**MATERIAL PROVIDED**
----

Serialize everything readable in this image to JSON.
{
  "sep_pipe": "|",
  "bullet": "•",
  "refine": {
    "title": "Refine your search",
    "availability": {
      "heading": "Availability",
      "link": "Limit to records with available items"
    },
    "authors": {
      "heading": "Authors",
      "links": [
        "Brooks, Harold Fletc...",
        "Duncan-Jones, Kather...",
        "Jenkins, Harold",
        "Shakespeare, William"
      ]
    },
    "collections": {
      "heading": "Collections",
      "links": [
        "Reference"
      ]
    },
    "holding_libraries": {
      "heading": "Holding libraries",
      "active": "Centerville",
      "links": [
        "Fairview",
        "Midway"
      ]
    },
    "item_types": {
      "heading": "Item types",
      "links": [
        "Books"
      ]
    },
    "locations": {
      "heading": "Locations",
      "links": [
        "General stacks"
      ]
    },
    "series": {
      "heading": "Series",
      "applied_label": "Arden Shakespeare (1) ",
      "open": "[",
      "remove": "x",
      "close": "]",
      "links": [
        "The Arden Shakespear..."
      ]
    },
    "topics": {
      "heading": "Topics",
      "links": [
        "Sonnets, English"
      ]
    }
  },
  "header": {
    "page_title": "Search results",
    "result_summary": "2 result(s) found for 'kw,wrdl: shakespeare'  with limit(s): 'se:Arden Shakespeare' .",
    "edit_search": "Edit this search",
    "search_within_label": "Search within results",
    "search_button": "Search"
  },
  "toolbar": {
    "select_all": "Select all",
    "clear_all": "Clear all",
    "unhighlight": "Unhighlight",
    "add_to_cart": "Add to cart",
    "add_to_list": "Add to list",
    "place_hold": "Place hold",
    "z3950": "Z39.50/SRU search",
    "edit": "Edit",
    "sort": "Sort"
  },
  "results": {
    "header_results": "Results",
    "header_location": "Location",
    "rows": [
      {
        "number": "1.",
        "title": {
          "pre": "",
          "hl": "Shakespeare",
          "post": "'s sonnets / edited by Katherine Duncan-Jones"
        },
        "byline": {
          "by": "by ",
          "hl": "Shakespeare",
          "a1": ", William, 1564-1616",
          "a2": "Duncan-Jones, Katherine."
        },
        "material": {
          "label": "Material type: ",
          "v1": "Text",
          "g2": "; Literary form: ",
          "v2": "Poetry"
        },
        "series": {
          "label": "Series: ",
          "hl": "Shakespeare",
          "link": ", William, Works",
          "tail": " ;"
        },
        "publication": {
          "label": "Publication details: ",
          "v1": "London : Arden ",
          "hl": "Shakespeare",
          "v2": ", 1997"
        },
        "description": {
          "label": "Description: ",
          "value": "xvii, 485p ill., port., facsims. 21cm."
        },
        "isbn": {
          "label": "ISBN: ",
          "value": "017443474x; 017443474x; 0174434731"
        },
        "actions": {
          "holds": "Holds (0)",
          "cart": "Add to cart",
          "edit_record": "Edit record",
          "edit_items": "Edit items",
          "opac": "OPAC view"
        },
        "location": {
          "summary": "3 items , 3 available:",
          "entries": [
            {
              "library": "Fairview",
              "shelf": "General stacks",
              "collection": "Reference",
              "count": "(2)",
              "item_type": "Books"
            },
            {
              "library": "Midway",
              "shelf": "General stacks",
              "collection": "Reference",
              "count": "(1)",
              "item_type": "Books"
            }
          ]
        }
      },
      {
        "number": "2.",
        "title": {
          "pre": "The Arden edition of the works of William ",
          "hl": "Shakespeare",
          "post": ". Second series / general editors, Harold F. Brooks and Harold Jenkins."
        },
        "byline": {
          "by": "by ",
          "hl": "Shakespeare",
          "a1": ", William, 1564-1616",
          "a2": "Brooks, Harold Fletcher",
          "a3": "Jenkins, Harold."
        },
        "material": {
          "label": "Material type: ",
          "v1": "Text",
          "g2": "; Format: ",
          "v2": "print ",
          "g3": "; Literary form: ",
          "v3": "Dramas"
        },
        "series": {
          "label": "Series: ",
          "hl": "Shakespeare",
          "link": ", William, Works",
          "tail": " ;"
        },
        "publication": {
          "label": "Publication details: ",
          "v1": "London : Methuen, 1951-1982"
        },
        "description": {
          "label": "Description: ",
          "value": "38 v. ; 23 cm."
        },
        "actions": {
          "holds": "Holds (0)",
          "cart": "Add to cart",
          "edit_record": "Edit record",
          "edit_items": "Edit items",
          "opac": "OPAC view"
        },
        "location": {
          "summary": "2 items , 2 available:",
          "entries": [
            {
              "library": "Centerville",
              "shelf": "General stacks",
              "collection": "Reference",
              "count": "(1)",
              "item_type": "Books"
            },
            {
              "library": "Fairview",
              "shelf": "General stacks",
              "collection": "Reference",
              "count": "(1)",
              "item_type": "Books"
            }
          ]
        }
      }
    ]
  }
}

----

**REQUEST**
Write out the material from the first line to the last, exactly.

**RESULT**
Serialize everything readable in this image to JSON.
{
  "sep_pipe": "|",
  "bullet": "•",
  "refine": {
    "title": "Refine your search",
    "availability": {
      "heading": "Availability",
      "link": "Limit to records with available items"
    },
    "authors": {
      "heading": "Authors",
      "links": [
        "Brooks, Harold Fletc...",
        "Duncan-Jones, Kather...",
        "Jenkins, Harold",
        "Shakespeare, William"
      ]
    },
    "collections": {
      "heading": "Collections",
      "links": [
        "Reference"
      ]
    },
    "holding_libraries": {
      "heading": "Holding libraries",
      "active": "Centerville",
      "links": [
        "Fairview",
        "Midway"
      ]
    },
    "item_types": {
      "heading": "Item types",
      "links": [
        "Books"
      ]
    },
    "locations": {
      "heading": "Locations",
      "links": [
        "General stacks"
      ]
    },
    "series": {
      "heading": "Series",
      "applied_label": "Arden Shakespeare (1) ",
      "open": "[",
      "remove": "x",
      "close": "]",
      "links": [
        "The Arden Shakespear..."
      ]
    },
    "topics": {
      "heading": "Topics",
      "links": [
        "Sonnets, English"
      ]
    }
  },
  "header": {
    "page_title": "Search results",
    "result_summary": "2 result(s) found for 'kw,wrdl: shakespeare'  with limit(s): 'se:Arden Shakespeare' .",
    "edit_search": "Edit this search",
    "search_within_label": "Search within results",
    "search_button": "Search"
  },
  "toolbar": {
    "select_all": "Select all",
    "clear_all": "Clear all",
    "unhighlight": "Unhighlight",
    "add_to_cart": "Add to cart",
    "add_to_list": "Add to list",
    "place_hold": "Place hold",
    "z3950": "Z39.50/SRU search",
    "edit": "Edit",
    "sort": "Sort"
  },
  "results": {
    "header_results": "Results",
    "header_location": "Location",
    "rows": [
      {
        "number": "1.",
        "title": {
          "pre": "",
          "hl": "Shakespeare",
          "post": "'s sonnets / edited by Katherine Duncan-Jones"
        },
        "byline": {
          "by": "by ",
          "hl": "Shakespeare",
          "a1": ", William, 1564-1616",
          "a2": "Duncan-Jones, Katherine."
        },
        "material": {
          "label": "Material type: ",
          "v1": "Text",
          "g2": "; Literary form: ",
          "v2": "Poetry"
        },
        "series": {
          "label": "Series: ",
          "hl": "Shakespeare",
          "link": ", William, Works",
          "tail": " ;"
        },
        "publication": {
          "label": "Publication details: ",
          "v1": "London : Arden ",
          "hl": "Shakespeare",
          "v2": ", 1997"
        },
        "description": {
          "label": "Description: ",
          "value": "xvii, 485p ill., port., facsims. 21cm."
        },
        "isbn": {
          "label": "ISBN: ",
          "value": "017443474x; 017443474x; 0174434731"
        },
        "actions": {
          "holds": "Holds (0)",
          "cart": "Add to cart",
          "edit_record": "Edit record",
          "edit_items": "Edit items",
          "opac": "OPAC view"
        },
        "location": {
          "summary": "3 items , 3 available:",
          "entries": [
            {
              "library": "Fairview",
              "shelf": "General stacks",
              "collection": "Reference",
              "count": "(2)",
              "item_type": "Books"
            },
            {
              "library": "Midway",
              "shelf": "General stacks",
              "collection": "Reference",
              "count": "(1)",
              "item_type": "Books"
            }
          ]
        }
      },
      {
        "number": "2.",
        "title": {
          "pre": "The Arden edition of the works of William ",
          "hl": "Shakespeare",
          "post": ". Second series / general editors, Harold F. Brooks and Harold Jenkins."
        },
        "byline": {
          "by": "by ",
          "hl": "Shakespeare",
          "a1": ", William, 1564-1616",
          "a2": "Brooks, Harold Fletcher",
          "a3": "Jenkins, Harold."
        },
        "material": {
          "label": "Material type: ",
          "v1": "Text",
          "g2": "; Format: ",
          "v2": "print ",
          "g3": "; Literary form: ",
          "v3": "Dramas"
        },
        "series": {
          "label": "Series: ",
          "hl": "Shakespeare",
          "link": ", William, Works",
          "tail": " ;"
        },
        "publication": {
          "label": "Publication details: ",
          "v1": "London : Methuen, 1951-1982"
        },
        "description": {
          "label": "Description: ",
          "value": "38 v. ; 23 cm."
        },
        "actions": {
          "holds": "Holds (0)",
          "cart": "Add to cart",
          "edit_record": "Edit record",
          "edit_items": "Edit items",
          "opac": "OPAC view"
        },
        "location": {
          "summary": "2 items , 2 available:",
          "entries": [
            {
              "library": "Centerville",
              "shelf": "General stacks",
              "collection": "Reference",
              "count": "(1)",
              "item_type": "Books"
            },
            {
              "library": "Fairview",
              "shelf": "General stacks",
              "collection": "Reference",
              "count": "(1)",
              "item_type": "Books"
            }
          ]
        }
      }
    ]
  }
}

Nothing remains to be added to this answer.